-- BEGIN --

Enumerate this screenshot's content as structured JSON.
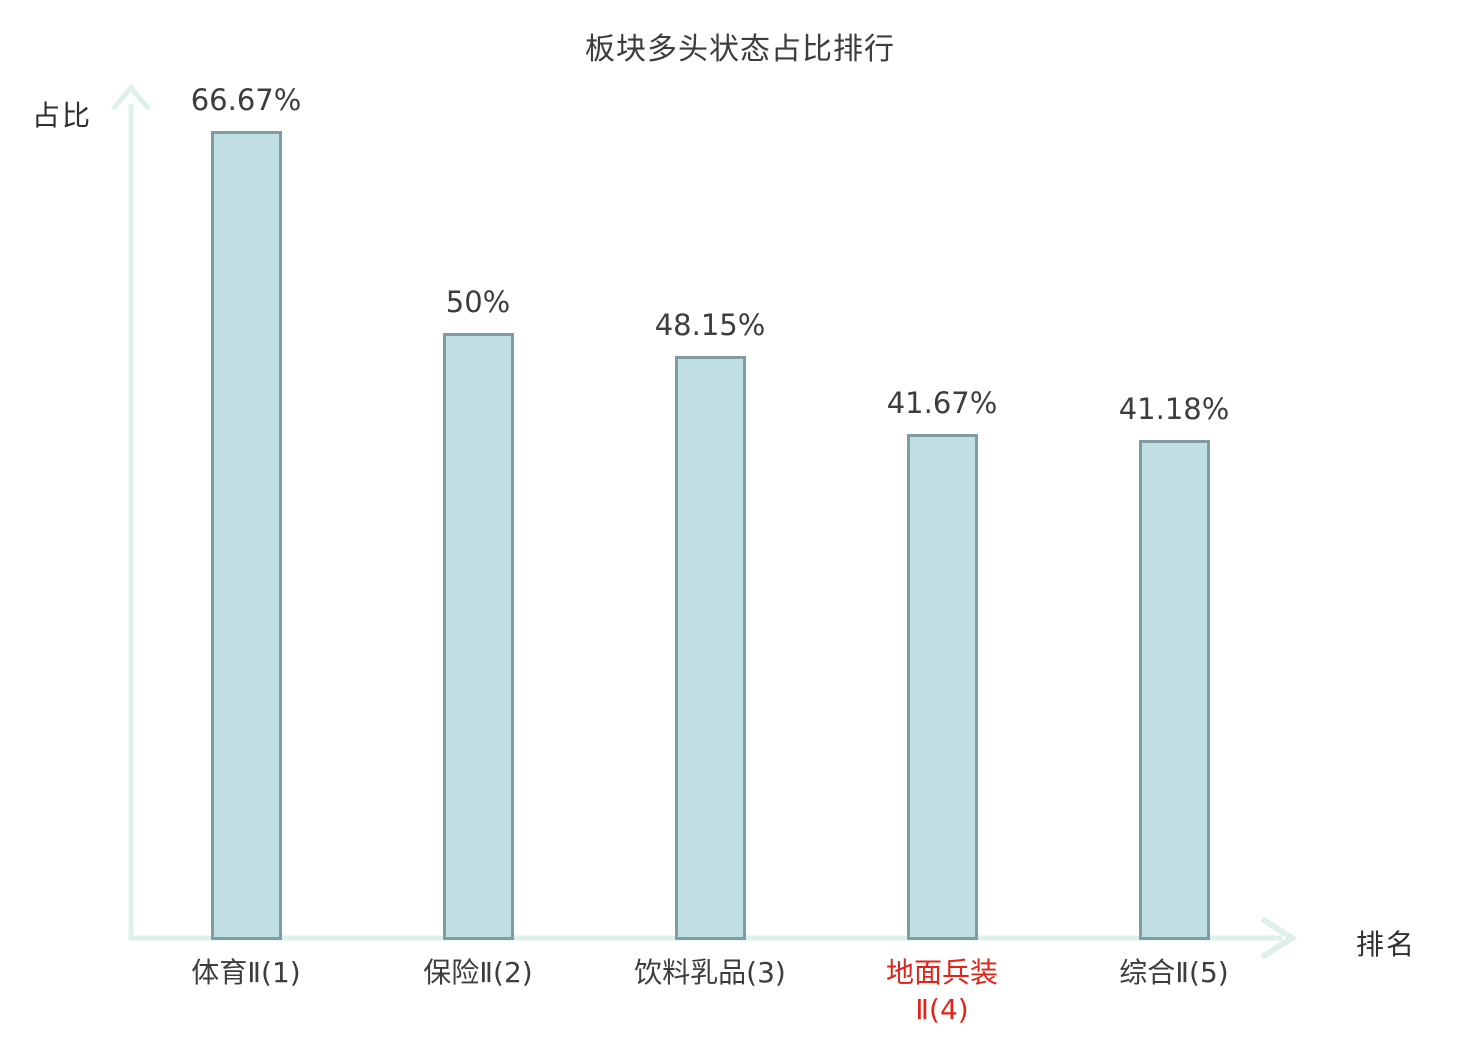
{
  "chart_data": {
    "type": "bar",
    "title": "板块多头状态占比排行",
    "xlabel": "排名",
    "ylabel": "占比",
    "categories": [
      "体育Ⅱ(1)",
      "保险Ⅱ(2)",
      "饮料乳品(3)",
      "地面兵装Ⅱ(4)",
      "综合Ⅱ(5)"
    ],
    "values": [
      66.67,
      50,
      48.15,
      41.67,
      41.18
    ],
    "value_labels": [
      "66.67%",
      "50%",
      "48.15%",
      "41.67%",
      "41.18%"
    ],
    "category_lines": [
      [
        "体育Ⅱ(1)"
      ],
      [
        "保险Ⅱ(2)"
      ],
      [
        "饮料乳品(3)"
      ],
      [
        "地面兵装",
        "Ⅱ(4)"
      ],
      [
        "综合Ⅱ(5)"
      ]
    ],
    "highlighted_index": 3,
    "ylim": [
      0,
      70
    ],
    "grid": false,
    "legend": null,
    "style": {
      "bar_fill": "#c0dfe2",
      "bar_border": "#7f9ca1",
      "axis_color": "#def0ec",
      "text_color": "#3d3d3d",
      "highlight_color": "#e02419"
    }
  }
}
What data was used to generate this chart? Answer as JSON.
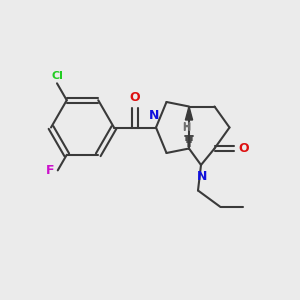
{
  "background_color": "#ebebeb",
  "bond_color": "#3a3a3a",
  "atom_colors": {
    "N": "#1010dd",
    "O": "#dd1010",
    "Cl": "#22cc22",
    "F": "#cc11cc",
    "H": "#707070"
  },
  "figsize": [
    3.0,
    3.0
  ],
  "dpi": 100
}
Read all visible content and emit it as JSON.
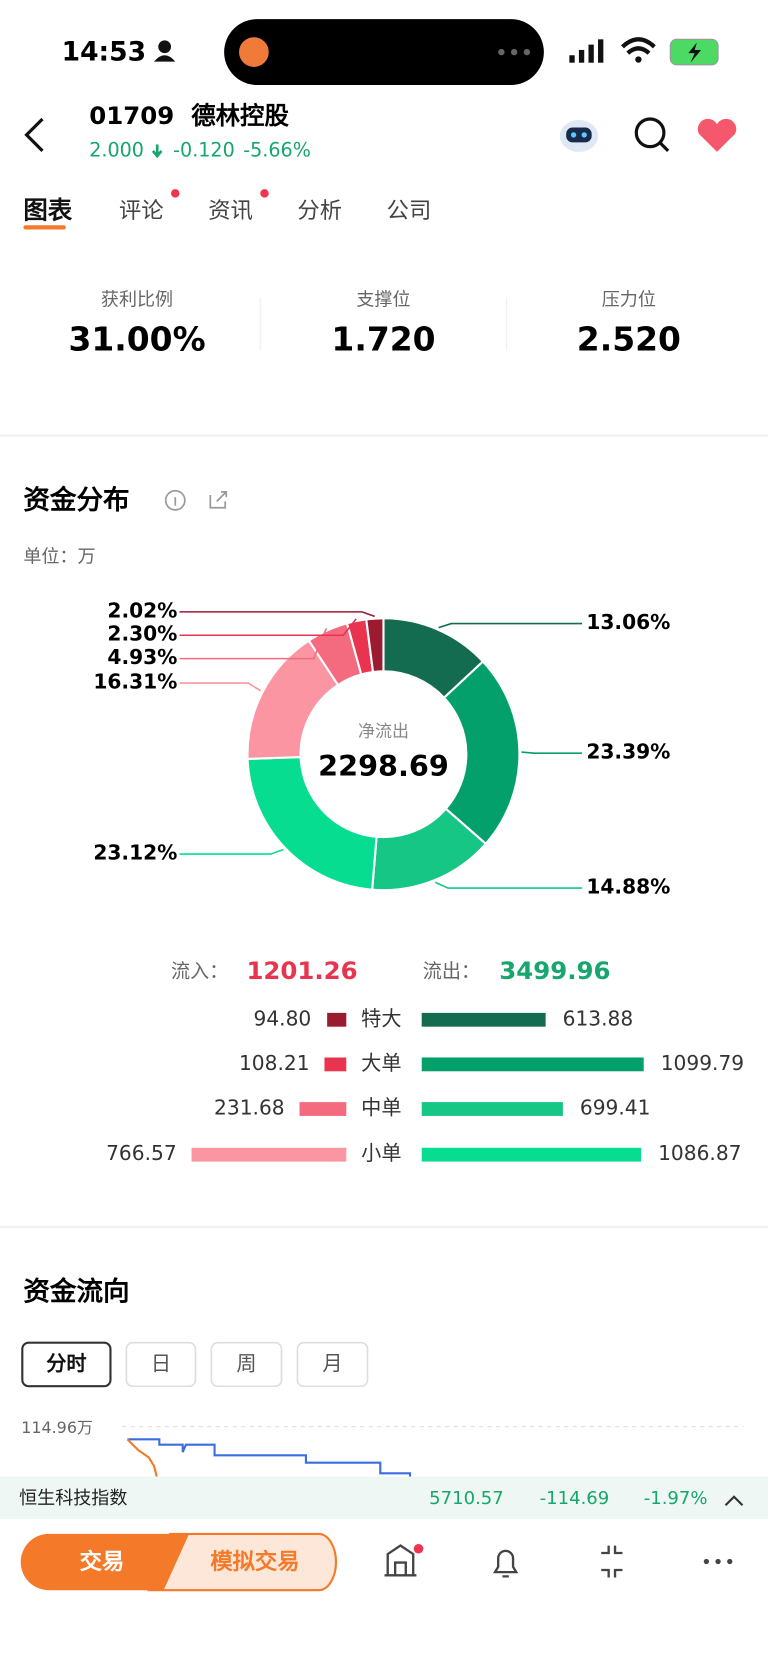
{
  "status": {
    "time": "14:53"
  },
  "header": {
    "code": "01709",
    "name": "德林控股",
    "price": "2.000",
    "change": "-0.120",
    "change_pct": "-5.66%"
  },
  "tabs": [
    "图表",
    "评论",
    "资讯",
    "分析",
    "公司"
  ],
  "stats": [
    {
      "label": "获利比例",
      "value": "31.00%"
    },
    {
      "label": "支撑位",
      "value": "1.720"
    },
    {
      "label": "压力位",
      "value": "2.520"
    }
  ],
  "fund_distribution": {
    "title": "资金分布",
    "unit": "单位：万",
    "center_label": "净流出",
    "center_value": "2298.69",
    "chart": {
      "type": "donut",
      "values": [
        13.06,
        23.39,
        14.88,
        23.12,
        16.31,
        4.93,
        2.3,
        2.02
      ],
      "value_labels": [
        "13.06%",
        "23.39%",
        "14.88%",
        "23.12%",
        "16.31%",
        "4.93%",
        "2.30%",
        "2.02%"
      ],
      "colors": [
        "#136c4f",
        "#03a06c",
        "#15c685",
        "#06dd90",
        "#fb95a1",
        "#f46b7f",
        "#e8344e",
        "#9b1b30"
      ]
    },
    "inflow_label": "流入：",
    "inflow_total": "1201.26",
    "outflow_label": "流出：",
    "outflow_total": "3499.96",
    "rows": {
      "categories": [
        "特大",
        "大单",
        "中单",
        "小单"
      ],
      "inflow": [
        94.8,
        108.21,
        231.68,
        766.57
      ],
      "inflow_labels": [
        "94.80",
        "108.21",
        "231.68",
        "766.57"
      ],
      "outflow": [
        613.88,
        1099.79,
        699.41,
        1086.87
      ],
      "outflow_labels": [
        "613.88",
        "1099.79",
        "699.41",
        "1086.87"
      ],
      "inflow_colors": [
        "#9b1b30",
        "#e8344e",
        "#f46b7f",
        "#fb95a1"
      ],
      "outflow_colors": [
        "#136c4f",
        "#03a06c",
        "#15c685",
        "#06dd90"
      ]
    }
  },
  "fund_flow": {
    "title": "资金流向",
    "periods": [
      "分时",
      "日",
      "周",
      "月"
    ],
    "axis_label": "114.96万"
  },
  "ticker": {
    "name": "恒生科技指数",
    "value": "5710.57",
    "change": "-114.69",
    "change_pct": "-1.97%"
  },
  "bottom": {
    "trade": "交易",
    "sim_trade": "模拟交易"
  }
}
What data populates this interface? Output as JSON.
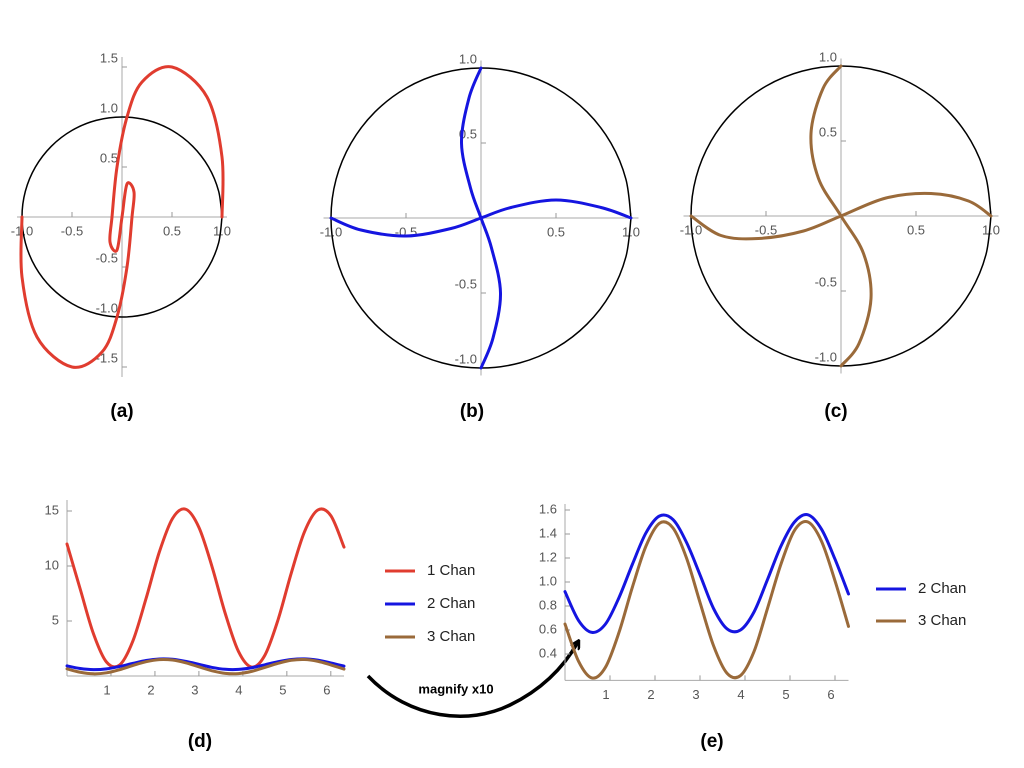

-- END --

PROBLEM DESCRIPTION: Images do not belong in the copy; reproduce all other parts of the records above verbatim.

TASK OUTPUT:
Enumerate this screenshot's content as structured JSON.
{
  "chart_data": {
    "type": "bar",
    "title": "板块多头状态占比排行",
    "xlabel": "排名",
    "ylabel": "占比",
    "categories": [
      "体育Ⅱ(1)",
      "保险Ⅱ(2)",
      "饮料乳品(3)",
      "地面兵装Ⅱ(4)",
      "综合Ⅱ(5)"
    ],
    "values": [
      66.67,
      50,
      48.15,
      41.67,
      41.18
    ],
    "value_labels": [
      "66.67%",
      "50%",
      "48.15%",
      "41.67%",
      "41.18%"
    ],
    "category_lines": [
      [
        "体育Ⅱ(1)"
      ],
      [
        "保险Ⅱ(2)"
      ],
      [
        "饮料乳品(3)"
      ],
      [
        "地面兵装",
        "Ⅱ(4)"
      ],
      [
        "综合Ⅱ(5)"
      ]
    ],
    "highlighted_index": 3,
    "ylim": [
      0,
      70
    ],
    "grid": false,
    "legend": null,
    "style": {
      "bar_fill": "#c0dfe2",
      "bar_border": "#7f9ca1",
      "axis_color": "#def0ec",
      "text_color": "#3d3d3d",
      "highlight_color": "#e02419"
    }
  }
}
What data was used to generate this chart? Answer as JSON.
{
  "background_color": "#ebebeb",
  "bond_color": "#3a3a3a",
  "atom_colors": {
    "N": "#1010dd",
    "O": "#dd1010",
    "Cl": "#22cc22",
    "F": "#cc11cc",
    "H": "#707070"
  },
  "figsize": [
    3.0,
    3.0
  ],
  "dpi": 100
}
Read all visible content and emit it as JSON.
{
  "status": {
    "time": "14:53"
  },
  "header": {
    "code": "01709",
    "name": "德林控股",
    "price": "2.000",
    "change": "-0.120",
    "change_pct": "-5.66%"
  },
  "tabs": [
    "图表",
    "评论",
    "资讯",
    "分析",
    "公司"
  ],
  "stats": [
    {
      "label": "获利比例",
      "value": "31.00%"
    },
    {
      "label": "支撑位",
      "value": "1.720"
    },
    {
      "label": "压力位",
      "value": "2.520"
    }
  ],
  "fund_distribution": {
    "title": "资金分布",
    "unit": "单位：万",
    "center_label": "净流出",
    "center_value": "2298.69",
    "chart": {
      "type": "donut",
      "values": [
        13.06,
        23.39,
        14.88,
        23.12,
        16.31,
        4.93,
        2.3,
        2.02
      ],
      "value_labels": [
        "13.06%",
        "23.39%",
        "14.88%",
        "23.12%",
        "16.31%",
        "4.93%",
        "2.30%",
        "2.02%"
      ],
      "colors": [
        "#136c4f",
        "#03a06c",
        "#15c685",
        "#06dd90",
        "#fb95a1",
        "#f46b7f",
        "#e8344e",
        "#9b1b30"
      ]
    },
    "inflow_label": "流入：",
    "inflow_total": "1201.26",
    "outflow_label": "流出：",
    "outflow_total": "3499.96",
    "rows": {
      "categories": [
        "特大",
        "大单",
        "中单",
        "小单"
      ],
      "inflow": [
        94.8,
        108.21,
        231.68,
        766.57
      ],
      "inflow_labels": [
        "94.80",
        "108.21",
        "231.68",
        "766.57"
      ],
      "outflow": [
        613.88,
        1099.79,
        699.41,
        1086.87
      ],
      "outflow_labels": [
        "613.88",
        "1099.79",
        "699.41",
        "1086.87"
      ],
      "inflow_colors": [
        "#9b1b30",
        "#e8344e",
        "#f46b7f",
        "#fb95a1"
      ],
      "outflow_colors": [
        "#136c4f",
        "#03a06c",
        "#15c685",
        "#06dd90"
      ]
    }
  },
  "fund_flow": {
    "title": "资金流向",
    "periods": [
      "分时",
      "日",
      "周",
      "月"
    ],
    "axis_label": "114.96万"
  },
  "ticker": {
    "name": "恒生科技指数",
    "value": "5710.57",
    "change": "-114.69",
    "change_pct": "-1.97%"
  },
  "bottom": {
    "trade": "交易",
    "sim_trade": "模拟交易"
  }
}
What data populates this interface? Output as JSON.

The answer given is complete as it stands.